→ Exercise requirements
Where the word "December" occurs in a line, return that line.

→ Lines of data
══════════════════════════════

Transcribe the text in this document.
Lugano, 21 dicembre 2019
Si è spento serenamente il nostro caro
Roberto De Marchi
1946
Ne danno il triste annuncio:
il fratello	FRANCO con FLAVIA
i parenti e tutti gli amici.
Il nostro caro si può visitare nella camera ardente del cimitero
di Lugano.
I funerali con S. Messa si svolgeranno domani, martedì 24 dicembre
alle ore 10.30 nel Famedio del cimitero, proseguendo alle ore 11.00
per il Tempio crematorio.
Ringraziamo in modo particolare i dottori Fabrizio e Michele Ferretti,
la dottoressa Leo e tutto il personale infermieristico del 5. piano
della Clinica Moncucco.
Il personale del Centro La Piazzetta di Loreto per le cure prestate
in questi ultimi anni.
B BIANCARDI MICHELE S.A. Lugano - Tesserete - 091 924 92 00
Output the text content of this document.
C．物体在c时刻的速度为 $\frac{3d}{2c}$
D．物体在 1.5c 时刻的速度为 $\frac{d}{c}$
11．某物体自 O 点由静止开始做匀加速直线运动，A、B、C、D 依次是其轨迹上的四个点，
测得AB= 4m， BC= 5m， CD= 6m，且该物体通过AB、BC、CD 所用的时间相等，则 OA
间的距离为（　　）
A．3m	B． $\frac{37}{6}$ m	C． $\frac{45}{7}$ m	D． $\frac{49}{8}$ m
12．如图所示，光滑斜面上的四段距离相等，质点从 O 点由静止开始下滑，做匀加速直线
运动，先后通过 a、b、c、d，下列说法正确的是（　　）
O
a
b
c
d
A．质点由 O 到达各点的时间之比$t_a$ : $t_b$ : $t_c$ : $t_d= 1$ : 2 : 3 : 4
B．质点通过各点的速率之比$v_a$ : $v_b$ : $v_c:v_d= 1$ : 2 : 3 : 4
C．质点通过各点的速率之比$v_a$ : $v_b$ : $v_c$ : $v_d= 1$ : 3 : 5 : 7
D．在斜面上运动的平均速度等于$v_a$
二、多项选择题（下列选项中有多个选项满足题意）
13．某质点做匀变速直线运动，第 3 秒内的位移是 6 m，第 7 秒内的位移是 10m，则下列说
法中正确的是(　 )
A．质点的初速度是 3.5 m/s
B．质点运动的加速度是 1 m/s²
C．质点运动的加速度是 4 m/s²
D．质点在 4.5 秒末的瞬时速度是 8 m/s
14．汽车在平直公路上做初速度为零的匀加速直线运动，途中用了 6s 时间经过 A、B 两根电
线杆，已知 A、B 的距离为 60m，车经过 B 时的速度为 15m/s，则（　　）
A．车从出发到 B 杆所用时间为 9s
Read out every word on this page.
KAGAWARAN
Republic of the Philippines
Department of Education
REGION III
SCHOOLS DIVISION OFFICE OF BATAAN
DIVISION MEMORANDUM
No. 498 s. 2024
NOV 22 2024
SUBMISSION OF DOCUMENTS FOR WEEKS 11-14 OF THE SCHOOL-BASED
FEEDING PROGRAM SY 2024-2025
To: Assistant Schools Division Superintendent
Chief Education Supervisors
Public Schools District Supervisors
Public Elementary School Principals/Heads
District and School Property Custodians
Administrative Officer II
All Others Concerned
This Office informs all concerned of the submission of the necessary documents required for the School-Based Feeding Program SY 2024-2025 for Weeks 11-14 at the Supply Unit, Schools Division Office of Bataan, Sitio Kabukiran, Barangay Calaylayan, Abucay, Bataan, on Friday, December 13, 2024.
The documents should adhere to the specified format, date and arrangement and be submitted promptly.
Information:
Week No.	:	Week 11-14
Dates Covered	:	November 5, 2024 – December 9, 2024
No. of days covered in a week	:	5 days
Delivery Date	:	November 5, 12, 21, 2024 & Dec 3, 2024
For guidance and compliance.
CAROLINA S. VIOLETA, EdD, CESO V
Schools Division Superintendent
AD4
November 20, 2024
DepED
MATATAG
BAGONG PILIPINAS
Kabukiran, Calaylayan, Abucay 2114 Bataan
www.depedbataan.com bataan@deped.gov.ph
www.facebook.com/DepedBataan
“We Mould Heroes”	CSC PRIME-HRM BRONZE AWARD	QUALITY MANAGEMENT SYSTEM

══════════════════════════════

→ Answer in full
This Office informs all concerned of the submission of the necessary documents required for the School-Based Feeding Program SY 2024-2025 for Weeks 11-14 at the Supply Unit, Schools Division Office of Bataan, Sitio Kabukiran, Barangay Calaylayan, Abucay, Bataan, on Friday, December 13, 2024.
Dates Covered	:	November 5, 2024 – December 9, 2024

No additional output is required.